RECORDS SHOWN
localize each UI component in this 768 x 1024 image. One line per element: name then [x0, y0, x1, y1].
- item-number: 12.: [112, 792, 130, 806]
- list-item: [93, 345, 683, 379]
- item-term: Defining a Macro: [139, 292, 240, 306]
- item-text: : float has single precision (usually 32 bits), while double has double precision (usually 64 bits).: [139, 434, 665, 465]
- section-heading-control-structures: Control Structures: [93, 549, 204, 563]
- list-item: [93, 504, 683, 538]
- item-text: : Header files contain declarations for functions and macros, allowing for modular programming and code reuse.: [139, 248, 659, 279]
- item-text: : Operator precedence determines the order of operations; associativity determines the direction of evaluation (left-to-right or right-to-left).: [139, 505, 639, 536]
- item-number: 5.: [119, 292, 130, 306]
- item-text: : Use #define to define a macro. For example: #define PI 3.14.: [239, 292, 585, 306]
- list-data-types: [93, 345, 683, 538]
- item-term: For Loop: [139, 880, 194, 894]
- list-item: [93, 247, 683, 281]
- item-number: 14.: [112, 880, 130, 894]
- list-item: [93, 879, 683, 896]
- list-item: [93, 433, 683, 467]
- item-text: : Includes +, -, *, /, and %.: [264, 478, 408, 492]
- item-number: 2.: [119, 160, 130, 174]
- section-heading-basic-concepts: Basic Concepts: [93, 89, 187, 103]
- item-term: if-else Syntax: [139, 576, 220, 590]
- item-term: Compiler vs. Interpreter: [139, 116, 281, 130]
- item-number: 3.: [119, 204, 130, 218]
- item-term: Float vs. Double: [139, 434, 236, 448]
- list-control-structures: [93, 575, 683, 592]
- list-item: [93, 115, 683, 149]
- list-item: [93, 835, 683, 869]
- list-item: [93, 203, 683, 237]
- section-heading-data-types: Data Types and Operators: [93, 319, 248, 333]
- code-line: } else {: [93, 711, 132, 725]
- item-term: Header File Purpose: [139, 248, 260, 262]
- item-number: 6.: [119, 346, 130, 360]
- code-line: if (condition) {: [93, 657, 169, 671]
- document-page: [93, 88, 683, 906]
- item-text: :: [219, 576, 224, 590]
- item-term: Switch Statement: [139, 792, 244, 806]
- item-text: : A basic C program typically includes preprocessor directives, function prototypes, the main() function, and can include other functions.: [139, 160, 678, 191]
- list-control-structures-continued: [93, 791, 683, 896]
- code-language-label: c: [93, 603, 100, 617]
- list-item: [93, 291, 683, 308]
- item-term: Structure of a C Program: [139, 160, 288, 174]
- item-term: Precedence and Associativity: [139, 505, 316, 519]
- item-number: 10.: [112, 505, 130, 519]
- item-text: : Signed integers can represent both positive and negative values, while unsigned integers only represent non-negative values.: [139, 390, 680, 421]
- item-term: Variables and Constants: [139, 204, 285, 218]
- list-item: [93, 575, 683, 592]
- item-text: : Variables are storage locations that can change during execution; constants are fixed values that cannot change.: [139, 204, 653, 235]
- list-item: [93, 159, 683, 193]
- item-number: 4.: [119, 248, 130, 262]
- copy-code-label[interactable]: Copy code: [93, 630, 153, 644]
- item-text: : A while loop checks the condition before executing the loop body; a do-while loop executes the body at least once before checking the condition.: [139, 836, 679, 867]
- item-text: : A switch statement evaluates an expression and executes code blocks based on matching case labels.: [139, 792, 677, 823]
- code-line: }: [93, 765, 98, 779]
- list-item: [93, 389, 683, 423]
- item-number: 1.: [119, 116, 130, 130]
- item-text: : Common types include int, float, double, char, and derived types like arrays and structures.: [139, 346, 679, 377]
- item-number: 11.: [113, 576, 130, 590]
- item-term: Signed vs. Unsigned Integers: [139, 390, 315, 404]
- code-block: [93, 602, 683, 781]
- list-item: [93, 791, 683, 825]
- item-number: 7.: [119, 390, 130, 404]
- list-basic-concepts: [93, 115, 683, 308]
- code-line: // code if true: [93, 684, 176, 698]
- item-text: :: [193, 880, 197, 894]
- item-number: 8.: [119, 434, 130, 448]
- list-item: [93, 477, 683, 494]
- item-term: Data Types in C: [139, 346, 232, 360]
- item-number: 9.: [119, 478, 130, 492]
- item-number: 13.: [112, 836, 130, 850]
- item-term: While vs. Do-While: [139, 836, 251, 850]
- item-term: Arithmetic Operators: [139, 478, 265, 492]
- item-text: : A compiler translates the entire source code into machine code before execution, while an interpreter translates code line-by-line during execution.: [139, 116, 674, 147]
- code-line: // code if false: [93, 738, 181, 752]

TASK INSTRUCTIONS
Write out the rows above again without any change, starting with the very first row and ending with the row that contains "711, 132, 725]", both included.

PROBLEM SOLUTION
localize each UI component in this 768 x 1024 image. One line per element: name then [x0, y0, x1, y1].
- item-number: 12.: [112, 792, 130, 806]
- list-item: [93, 345, 683, 379]
- item-term: Defining a Macro: [139, 292, 240, 306]
- item-text: : float has single precision (usually 32 bits), while double has double precision (usually 64 bits).: [139, 434, 665, 465]
- section-heading-control-structures: Control Structures: [93, 549, 204, 563]
- list-item: [93, 504, 683, 538]
- item-text: : Header files contain declarations for functions and macros, allowing for modular programming and code reuse.: [139, 248, 659, 279]
- item-text: : Operator precedence determines the order of operations; associativity determines the direction of evaluation (left-to-right or right-to-left).: [139, 505, 639, 536]
- item-number: 5.: [119, 292, 130, 306]
- item-text: : Use #define to define a macro. For example: #define PI 3.14.: [239, 292, 585, 306]
- list-data-types: [93, 345, 683, 538]
- item-term: For Loop: [139, 880, 194, 894]
- list-item: [93, 247, 683, 281]
- item-number: 14.: [112, 880, 130, 894]
- list-item: [93, 879, 683, 896]
- list-item: [93, 433, 683, 467]
- item-text: : Includes +, -, *, /, and %.: [264, 478, 408, 492]
- item-number: 2.: [119, 160, 130, 174]
- section-heading-basic-concepts: Basic Concepts: [93, 89, 187, 103]
- item-term: if-else Syntax: [139, 576, 220, 590]
- item-term: Compiler vs. Interpreter: [139, 116, 281, 130]
- item-number: 3.: [119, 204, 130, 218]
- item-term: Float vs. Double: [139, 434, 236, 448]
- list-control-structures: [93, 575, 683, 592]
- list-item: [93, 115, 683, 149]
- list-item: [93, 835, 683, 869]
- list-item: [93, 203, 683, 237]
- section-heading-data-types: Data Types and Operators: [93, 319, 248, 333]
- code-line: } else {: [93, 711, 132, 725]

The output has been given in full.